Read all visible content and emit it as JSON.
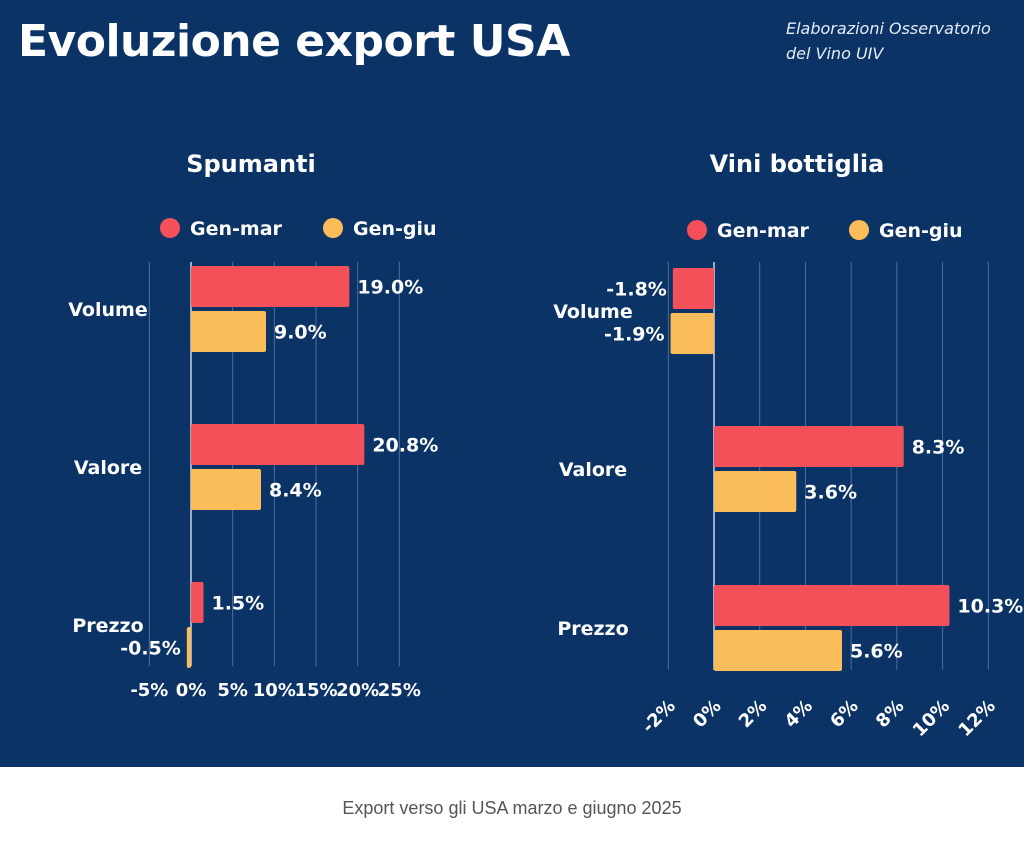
{
  "header": {
    "title": "Evoluzione export USA",
    "source_line1": "Elaborazioni Osservatorio",
    "source_line2": "del Vino UIV"
  },
  "caption": "Export verso gli USA marzo e giugno 2025",
  "colors": {
    "background": "#0b3366",
    "gen_mar": "#f4505a",
    "gen_giu": "#fbbd5a",
    "text": "#ffffff",
    "grid": "#4d6f9e"
  },
  "chart_data": [
    {
      "type": "bar",
      "orientation": "horizontal",
      "title": "Spumanti",
      "categories": [
        "Volume",
        "Valore",
        "Prezzo"
      ],
      "series": [
        {
          "name": "Gen-mar",
          "values": [
            19.0,
            20.8,
            1.5
          ]
        },
        {
          "name": "Gen-giu",
          "values": [
            9.0,
            8.4,
            -0.5
          ]
        }
      ],
      "value_labels": [
        [
          "19.0%",
          "20.8%",
          "1.5%"
        ],
        [
          "9.0%",
          "8.4%",
          "-0.5%"
        ]
      ],
      "xlim": [
        -5,
        25
      ],
      "xticks": [
        -5,
        0,
        5,
        10,
        15,
        20,
        25
      ],
      "xtick_labels": [
        "-5%",
        "0%",
        "5%",
        "10%",
        "15%",
        "20%",
        "25%"
      ],
      "legend": "top",
      "grid": true
    },
    {
      "type": "bar",
      "orientation": "horizontal",
      "title": "Vini bottiglia",
      "categories": [
        "Volume",
        "Valore",
        "Prezzo"
      ],
      "series": [
        {
          "name": "Gen-mar",
          "values": [
            -1.8,
            8.3,
            10.3
          ]
        },
        {
          "name": "Gen-giu",
          "values": [
            -1.9,
            3.6,
            5.6
          ]
        }
      ],
      "value_labels": [
        [
          "-1.8%",
          "8.3%",
          "10.3%"
        ],
        [
          "-1.9%",
          "3.6%",
          "5.6%"
        ]
      ],
      "xlim": [
        -2,
        12
      ],
      "xticks": [
        -2,
        0,
        2,
        4,
        6,
        8,
        10,
        12
      ],
      "xtick_labels": [
        "-2%",
        "0%",
        "2%",
        "4%",
        "6%",
        "8%",
        "10%",
        "12%"
      ],
      "legend": "top",
      "grid": true
    }
  ]
}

------------------------------

Reproduce every record above exactly, omitting the pictures.

Read all visible content and emit it as JSON.
{
  "header": {
    "title": "Evoluzione export USA",
    "source_line1": "Elaborazioni Osservatorio",
    "source_line2": "del Vino UIV"
  },
  "caption": "Export verso gli USA marzo e giugno 2025",
  "colors": {
    "background": "#0b3366",
    "gen_mar": "#f4505a",
    "gen_giu": "#fbbd5a",
    "text": "#ffffff",
    "grid": "#4d6f9e"
  },
  "chart_data": [
    {
      "type": "bar",
      "orientation": "horizontal",
      "title": "Spumanti",
      "categories": [
        "Volume",
        "Valore",
        "Prezzo"
      ],
      "series": [
        {
          "name": "Gen-mar",
          "values": [
            19.0,
            20.8,
            1.5
          ]
        },
        {
          "name": "Gen-giu",
          "values": [
            9.0,
            8.4,
            -0.5
          ]
        }
      ],
      "value_labels": [
        [
          "19.0%",
          "20.8%",
          "1.5%"
        ],
        [
          "9.0%",
          "8.4%",
          "-0.5%"
        ]
      ],
      "xlim": [
        -5,
        25
      ],
      "xticks": [
        -5,
        0,
        5,
        10,
        15,
        20,
        25
      ],
      "xtick_labels": [
        "-5%",
        "0%",
        "5%",
        "10%",
        "15%",
        "20%",
        "25%"
      ],
      "legend": "top",
      "grid": true
    },
    {
      "type": "bar",
      "orientation": "horizontal",
      "title": "Vini bottiglia",
      "categories": [
        "Volume",
        "Valore",
        "Prezzo"
      ],
      "series": [
        {
          "name": "Gen-mar",
          "values": [
            -1.8,
            8.3,
            10.3
          ]
        },
        {
          "name": "Gen-giu",
          "values": [
            -1.9,
            3.6,
            5.6
          ]
        }
      ],
      "value_labels": [
        [
          "-1.8%",
          "8.3%",
          "10.3%"
        ],
        [
          "-1.9%",
          "3.6%",
          "5.6%"
        ]
      ],
      "xlim": [
        -2,
        12
      ],
      "xticks": [
        -2,
        0,
        2,
        4,
        6,
        8,
        10,
        12
      ],
      "xtick_labels": [
        "-2%",
        "0%",
        "2%",
        "4%",
        "6%",
        "8%",
        "10%",
        "12%"
      ],
      "legend": "top",
      "grid": true
    }
  ]
}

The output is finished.